Continue the mailing-list post on hacking critical infrastructure from where it stops.

EXCERPT TO READ:
====

[Dailydave] Hacking critical infrastructure.

Konrads Smelkovs konrads.smelkovs at gmail.com
Tue Mar 15 13:18:08 EDT 2016


If game theory is invoked, then it is worth discussing consequences
for transgressions against critical infrastructure. As Schenier once
said - if you want to make people obey a security policy, you need to
publicly fire someone, but there isn't anything as obvious in the
world of big country diplomacy. Works for smaller countries, e.g. I
was told that IDF would now and then fly close to beirut and take the
lights out of the lighthouse near Beirut to make a point about
unapproved activities, but I can't imagine US retaliating in kind -
e.g. ransomwaring a data historian at the three gorges dam.  I once
asked a NATO senior officer when will they send jets after hackers,
they said once [provable] loss of life happens, but even if some kid
in St Peterburg causes serious fireworks at some power distribution
station in Michigan, that any hardware will cross the Russian border.

Until there are consequences, writing rules makes no sense.
--
Konrads Smelkovs
Applied IT sorcery.


On Tue, Mar 15, 2016 at 3:10 PM, Andrew Ruef <munin at mimisbrunnr.net> wrote:
> some would probably argue that this is a game theory equilibrium where
> you wouldn't place the tokens willy-nilly precisely for this reason.

====

Data records:
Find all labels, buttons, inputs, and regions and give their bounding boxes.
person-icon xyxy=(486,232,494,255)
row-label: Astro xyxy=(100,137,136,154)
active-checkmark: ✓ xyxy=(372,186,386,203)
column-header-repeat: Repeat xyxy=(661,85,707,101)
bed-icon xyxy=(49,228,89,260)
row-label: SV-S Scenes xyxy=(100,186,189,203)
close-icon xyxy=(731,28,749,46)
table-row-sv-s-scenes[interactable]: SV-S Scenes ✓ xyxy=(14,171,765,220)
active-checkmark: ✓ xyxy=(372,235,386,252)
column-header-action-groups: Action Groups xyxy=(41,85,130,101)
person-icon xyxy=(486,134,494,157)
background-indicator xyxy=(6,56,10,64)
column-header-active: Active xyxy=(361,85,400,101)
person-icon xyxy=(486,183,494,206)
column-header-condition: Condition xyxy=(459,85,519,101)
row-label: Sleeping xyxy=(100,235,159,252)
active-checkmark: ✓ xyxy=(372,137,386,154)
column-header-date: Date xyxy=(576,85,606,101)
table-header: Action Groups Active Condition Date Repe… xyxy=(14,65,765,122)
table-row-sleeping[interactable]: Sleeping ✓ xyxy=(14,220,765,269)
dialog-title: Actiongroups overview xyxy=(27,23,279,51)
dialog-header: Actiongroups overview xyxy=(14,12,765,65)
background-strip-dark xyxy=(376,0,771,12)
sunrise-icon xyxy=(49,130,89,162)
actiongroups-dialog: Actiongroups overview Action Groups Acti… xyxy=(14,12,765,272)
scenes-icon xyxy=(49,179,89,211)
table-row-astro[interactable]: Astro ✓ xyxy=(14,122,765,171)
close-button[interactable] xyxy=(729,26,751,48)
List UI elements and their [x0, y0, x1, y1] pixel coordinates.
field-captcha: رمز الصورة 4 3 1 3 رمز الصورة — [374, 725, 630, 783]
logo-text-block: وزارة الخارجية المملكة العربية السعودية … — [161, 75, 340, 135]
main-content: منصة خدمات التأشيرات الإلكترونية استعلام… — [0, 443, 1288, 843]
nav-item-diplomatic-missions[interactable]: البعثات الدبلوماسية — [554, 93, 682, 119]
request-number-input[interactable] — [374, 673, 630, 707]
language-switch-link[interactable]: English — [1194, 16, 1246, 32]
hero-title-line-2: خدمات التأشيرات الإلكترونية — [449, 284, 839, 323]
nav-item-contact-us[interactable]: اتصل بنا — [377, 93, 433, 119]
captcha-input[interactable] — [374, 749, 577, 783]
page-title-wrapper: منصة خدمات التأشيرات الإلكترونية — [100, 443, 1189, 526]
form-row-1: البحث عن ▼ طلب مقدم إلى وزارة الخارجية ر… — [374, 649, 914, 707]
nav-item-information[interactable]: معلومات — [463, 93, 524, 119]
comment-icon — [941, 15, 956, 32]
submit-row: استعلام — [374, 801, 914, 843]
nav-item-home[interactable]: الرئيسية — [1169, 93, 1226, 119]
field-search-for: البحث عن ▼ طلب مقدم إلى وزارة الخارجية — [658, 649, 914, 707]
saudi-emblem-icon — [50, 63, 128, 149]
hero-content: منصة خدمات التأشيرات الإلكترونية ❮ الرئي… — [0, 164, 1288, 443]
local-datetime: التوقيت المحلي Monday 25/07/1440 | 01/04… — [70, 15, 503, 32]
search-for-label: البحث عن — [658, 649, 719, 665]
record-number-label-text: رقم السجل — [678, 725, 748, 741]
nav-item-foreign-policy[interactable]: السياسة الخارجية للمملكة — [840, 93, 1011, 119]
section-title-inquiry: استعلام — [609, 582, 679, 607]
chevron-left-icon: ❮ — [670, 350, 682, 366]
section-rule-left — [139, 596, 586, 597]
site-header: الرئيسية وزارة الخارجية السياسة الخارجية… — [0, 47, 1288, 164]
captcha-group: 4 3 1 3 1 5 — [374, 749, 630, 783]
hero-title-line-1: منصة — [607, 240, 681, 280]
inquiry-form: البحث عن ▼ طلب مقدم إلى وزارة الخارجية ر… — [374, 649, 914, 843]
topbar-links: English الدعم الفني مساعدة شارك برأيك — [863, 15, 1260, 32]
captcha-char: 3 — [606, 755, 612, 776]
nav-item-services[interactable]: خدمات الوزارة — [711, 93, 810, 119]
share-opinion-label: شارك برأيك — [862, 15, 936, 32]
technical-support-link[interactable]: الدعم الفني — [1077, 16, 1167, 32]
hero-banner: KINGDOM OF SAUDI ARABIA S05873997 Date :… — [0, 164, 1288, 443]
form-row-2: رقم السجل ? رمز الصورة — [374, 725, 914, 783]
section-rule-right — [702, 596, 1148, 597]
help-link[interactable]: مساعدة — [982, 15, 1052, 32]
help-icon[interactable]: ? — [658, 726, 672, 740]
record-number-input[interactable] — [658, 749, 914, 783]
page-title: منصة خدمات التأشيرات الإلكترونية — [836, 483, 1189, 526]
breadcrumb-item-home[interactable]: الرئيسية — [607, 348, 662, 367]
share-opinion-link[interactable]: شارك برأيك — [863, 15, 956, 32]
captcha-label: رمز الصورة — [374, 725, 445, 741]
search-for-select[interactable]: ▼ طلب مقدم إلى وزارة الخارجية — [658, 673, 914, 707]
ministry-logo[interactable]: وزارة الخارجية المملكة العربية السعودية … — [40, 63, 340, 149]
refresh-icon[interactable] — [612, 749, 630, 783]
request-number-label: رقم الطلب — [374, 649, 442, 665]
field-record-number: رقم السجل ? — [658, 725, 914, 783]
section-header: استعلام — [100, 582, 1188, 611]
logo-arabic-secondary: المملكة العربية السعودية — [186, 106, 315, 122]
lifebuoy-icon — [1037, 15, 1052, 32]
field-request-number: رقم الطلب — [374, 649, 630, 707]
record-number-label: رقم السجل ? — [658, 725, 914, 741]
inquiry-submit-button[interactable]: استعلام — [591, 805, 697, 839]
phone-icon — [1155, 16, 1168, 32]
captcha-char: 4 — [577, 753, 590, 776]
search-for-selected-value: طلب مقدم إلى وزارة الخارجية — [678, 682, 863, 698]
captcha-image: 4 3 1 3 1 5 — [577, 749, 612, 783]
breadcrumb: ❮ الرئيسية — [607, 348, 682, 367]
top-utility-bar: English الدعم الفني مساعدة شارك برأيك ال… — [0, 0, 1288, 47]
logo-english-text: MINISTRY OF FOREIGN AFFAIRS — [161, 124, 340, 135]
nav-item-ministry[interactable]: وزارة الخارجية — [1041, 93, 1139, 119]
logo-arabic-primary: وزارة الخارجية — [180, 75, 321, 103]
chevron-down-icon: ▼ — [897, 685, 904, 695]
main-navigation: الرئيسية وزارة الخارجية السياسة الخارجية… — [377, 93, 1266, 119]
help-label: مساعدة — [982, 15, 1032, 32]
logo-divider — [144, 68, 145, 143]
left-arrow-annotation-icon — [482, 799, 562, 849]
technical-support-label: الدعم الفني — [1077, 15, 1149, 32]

====

THE OUTPUT:
> they would probably try to resurrect examples from the cold war or
> something where this game theory and top down policy / control "worked"
> once before.
>
> cynically, I think this presupposes more self control than any modern
> government or organization has. the stakes/risks (either perceived or
> actual) just aren't high enough for an adult to wake up and tell
> everyone what to do.
>
> if such a system were actually implemented, I'd wager that it would play
> out the way you describe - the existence of these "don'thackmebro!"
> tokens would not be a well kept secret, they would leak, and every
> mid-level manager from here to lightbulb factories in Kansas would
> demand, steal, or forge these tokens until they were on everything from
> nuclear power stations to red light traffic cameras. there's just no
> will to control it any other way.
>
> On 03/15/2016 09:44 AM, Konrads Smelkovs wrote:
>> The logical conclusion of placing "don'thackmebro!" tokens on
>> sensitive computers is that every GOV computer even remotely concerned
>> with the notion of the critical infrastructure will have it leaving
>> your adversary no choice to ignore them.
>> --
>> Konrads Smelkovs
>> Applied IT sorcery.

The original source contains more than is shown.